(Figure collection entries)
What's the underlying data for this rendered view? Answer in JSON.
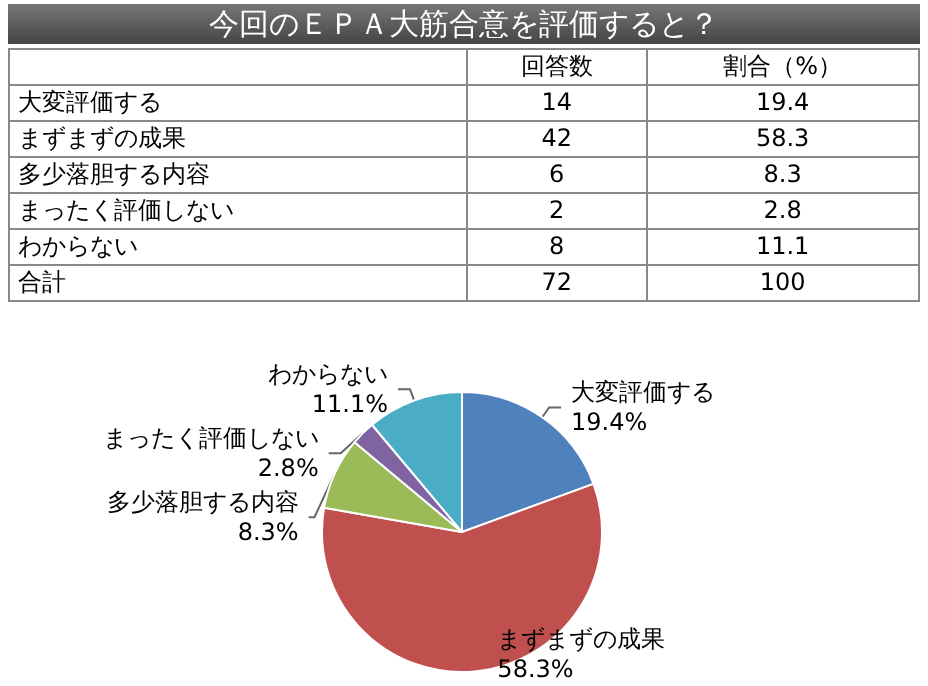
{
  "chart_data": [
    {
      "type": "other",
      "title": "今回のＥＰＡ大筋合意を評価すると？",
      "categories": [
        "大変評価する",
        "まずまずの成果",
        "多少落胆する内容",
        "まったく評価しない",
        "わからない",
        "合計"
      ],
      "series": [
        {
          "name": "回答数",
          "values": [
            14,
            42,
            6,
            2,
            8,
            72
          ]
        },
        {
          "name": "割合（%）",
          "values": [
            19.4,
            58.3,
            8.3,
            2.8,
            11.1,
            100
          ]
        }
      ],
      "data_labels": true
    },
    {
      "type": "pie",
      "categories": [
        "大変評価する",
        "まずまずの成果",
        "多少落胆する内容",
        "まったく評価しない",
        "わからない"
      ],
      "values": [
        19.4,
        58.3,
        8.3,
        2.8,
        11.1
      ],
      "colors": [
        "#4f81bd",
        "#c0504d",
        "#9bbb59",
        "#8064a2",
        "#4bacc6"
      ],
      "value_labels": [
        "19.4%",
        "58.3%",
        "8.3%",
        "2.8%",
        "11.1%"
      ]
    }
  ]
}
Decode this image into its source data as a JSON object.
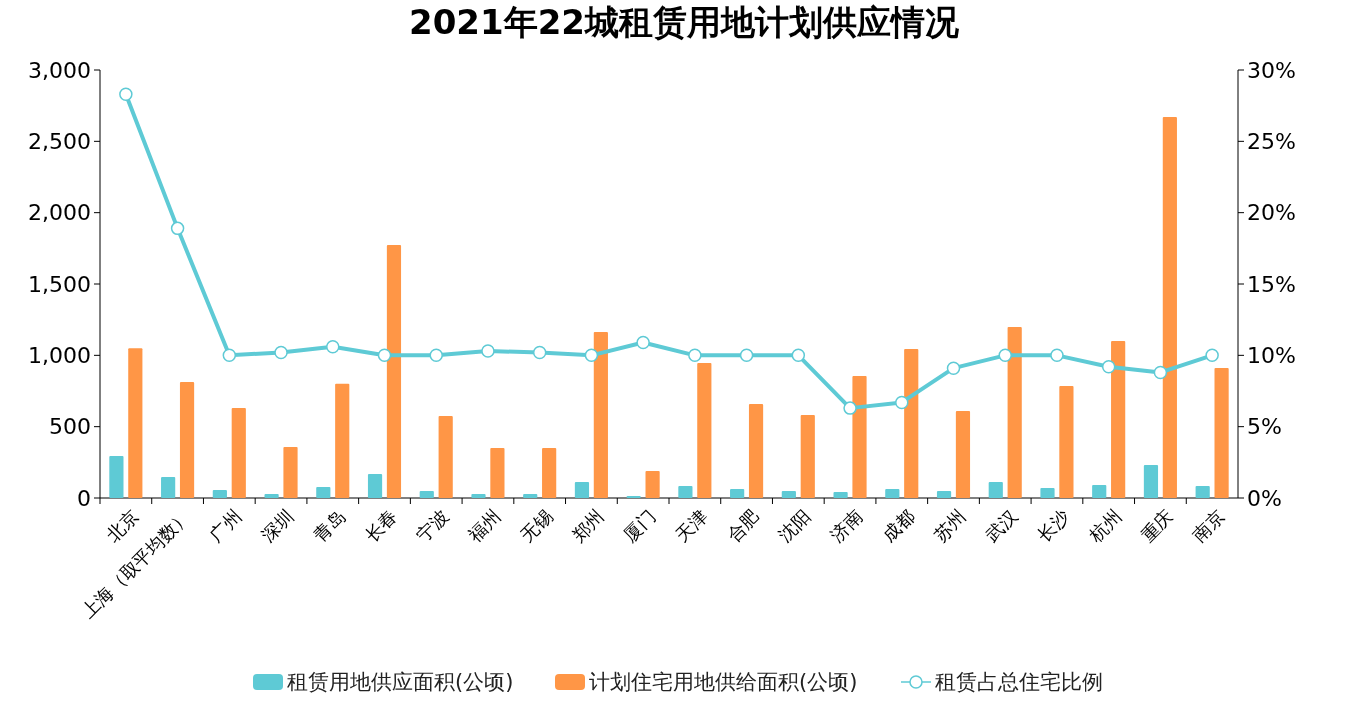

• _Requirements_
Except for the pictures, print the data above exactly.

• _The response_
What's the underlying data for this rendered view? Answer in JSON.
{
  "chart_data": [
    {
      "type": "other",
      "title": "今回のＥＰＡ大筋合意を評価すると？",
      "categories": [
        "大変評価する",
        "まずまずの成果",
        "多少落胆する内容",
        "まったく評価しない",
        "わからない",
        "合計"
      ],
      "series": [
        {
          "name": "回答数",
          "values": [
            14,
            42,
            6,
            2,
            8,
            72
          ]
        },
        {
          "name": "割合（%）",
          "values": [
            19.4,
            58.3,
            8.3,
            2.8,
            11.1,
            100
          ]
        }
      ],
      "data_labels": true
    },
    {
      "type": "pie",
      "categories": [
        "大変評価する",
        "まずまずの成果",
        "多少落胆する内容",
        "まったく評価しない",
        "わからない"
      ],
      "values": [
        19.4,
        58.3,
        8.3,
        2.8,
        11.1
      ],
      "colors": [
        "#4f81bd",
        "#c0504d",
        "#9bbb59",
        "#8064a2",
        "#4bacc6"
      ],
      "value_labels": [
        "19.4%",
        "58.3%",
        "8.3%",
        "2.8%",
        "11.1%"
      ]
    }
  ]
}
Decode this image into its source data as a JSON object.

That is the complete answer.